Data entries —
□ □ □ □ □
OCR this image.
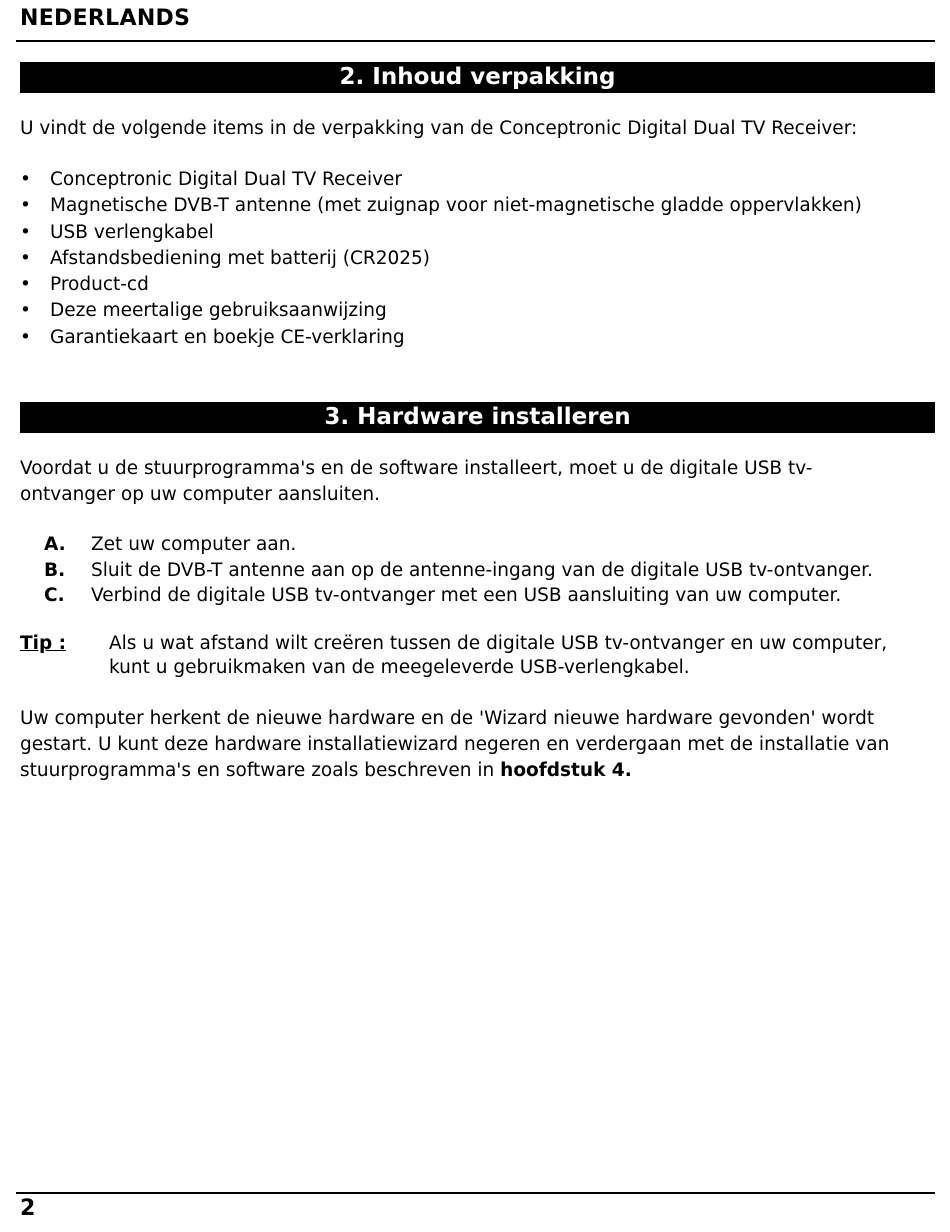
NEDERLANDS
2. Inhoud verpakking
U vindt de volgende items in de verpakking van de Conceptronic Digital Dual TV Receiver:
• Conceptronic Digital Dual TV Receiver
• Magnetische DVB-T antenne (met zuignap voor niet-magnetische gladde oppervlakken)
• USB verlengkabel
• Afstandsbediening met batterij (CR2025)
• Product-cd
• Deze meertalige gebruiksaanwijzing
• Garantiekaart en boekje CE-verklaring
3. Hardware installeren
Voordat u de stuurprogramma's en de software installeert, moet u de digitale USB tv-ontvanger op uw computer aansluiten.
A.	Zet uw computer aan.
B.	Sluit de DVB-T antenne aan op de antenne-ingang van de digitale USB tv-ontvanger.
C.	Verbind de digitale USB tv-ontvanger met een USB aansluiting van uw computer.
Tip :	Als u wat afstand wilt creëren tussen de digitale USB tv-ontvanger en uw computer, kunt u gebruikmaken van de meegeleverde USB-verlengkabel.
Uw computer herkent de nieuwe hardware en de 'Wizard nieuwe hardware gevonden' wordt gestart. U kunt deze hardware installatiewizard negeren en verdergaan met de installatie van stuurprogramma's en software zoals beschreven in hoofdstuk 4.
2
□ □ □ □ □
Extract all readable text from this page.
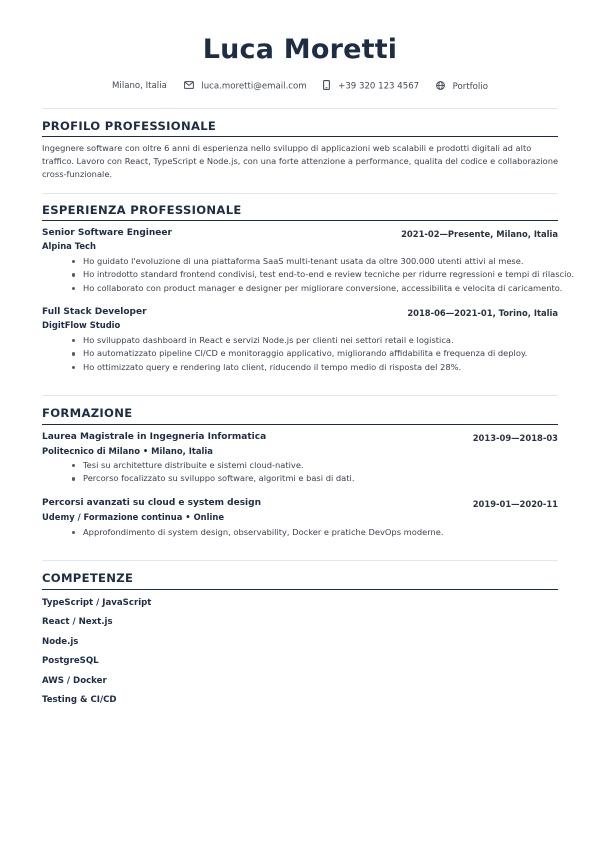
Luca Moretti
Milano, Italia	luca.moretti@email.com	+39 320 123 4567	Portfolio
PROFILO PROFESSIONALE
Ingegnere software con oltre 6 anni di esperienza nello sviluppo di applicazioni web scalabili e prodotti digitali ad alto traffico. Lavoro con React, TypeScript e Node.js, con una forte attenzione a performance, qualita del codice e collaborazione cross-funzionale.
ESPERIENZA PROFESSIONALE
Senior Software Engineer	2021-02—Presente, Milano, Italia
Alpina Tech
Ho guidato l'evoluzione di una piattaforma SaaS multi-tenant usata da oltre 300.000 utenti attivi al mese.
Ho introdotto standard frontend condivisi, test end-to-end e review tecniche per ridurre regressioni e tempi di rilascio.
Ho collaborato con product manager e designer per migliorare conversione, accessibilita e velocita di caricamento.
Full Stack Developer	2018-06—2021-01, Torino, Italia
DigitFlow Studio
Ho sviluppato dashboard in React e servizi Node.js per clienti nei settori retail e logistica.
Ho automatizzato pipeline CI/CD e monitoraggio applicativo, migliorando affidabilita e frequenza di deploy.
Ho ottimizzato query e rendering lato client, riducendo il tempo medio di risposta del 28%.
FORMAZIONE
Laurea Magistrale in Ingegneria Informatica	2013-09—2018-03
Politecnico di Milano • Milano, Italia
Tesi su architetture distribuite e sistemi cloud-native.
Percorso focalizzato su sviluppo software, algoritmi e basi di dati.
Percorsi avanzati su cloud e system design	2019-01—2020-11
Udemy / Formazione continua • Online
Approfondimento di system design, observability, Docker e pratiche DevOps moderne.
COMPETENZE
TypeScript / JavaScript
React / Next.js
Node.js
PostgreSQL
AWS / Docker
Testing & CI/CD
□ □ □ □ □
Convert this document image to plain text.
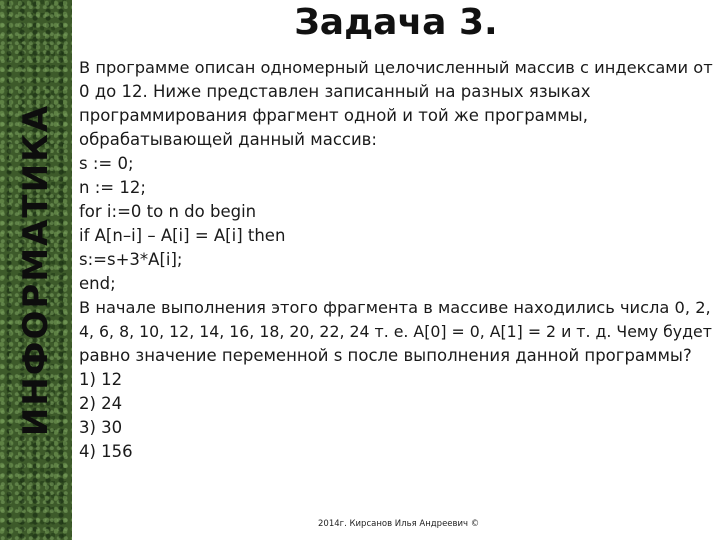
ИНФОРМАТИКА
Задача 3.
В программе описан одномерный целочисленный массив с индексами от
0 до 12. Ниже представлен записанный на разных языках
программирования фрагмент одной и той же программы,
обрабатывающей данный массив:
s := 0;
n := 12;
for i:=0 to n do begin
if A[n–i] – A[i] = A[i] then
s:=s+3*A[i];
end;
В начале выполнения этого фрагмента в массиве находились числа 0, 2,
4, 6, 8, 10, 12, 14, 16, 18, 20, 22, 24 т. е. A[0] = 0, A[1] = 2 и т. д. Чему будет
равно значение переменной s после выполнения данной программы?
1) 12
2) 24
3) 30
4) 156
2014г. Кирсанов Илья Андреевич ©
□ □ □ □ □
Exercise details — Write down only the number of lines that contain the string "system" in the listing.

The solution — 2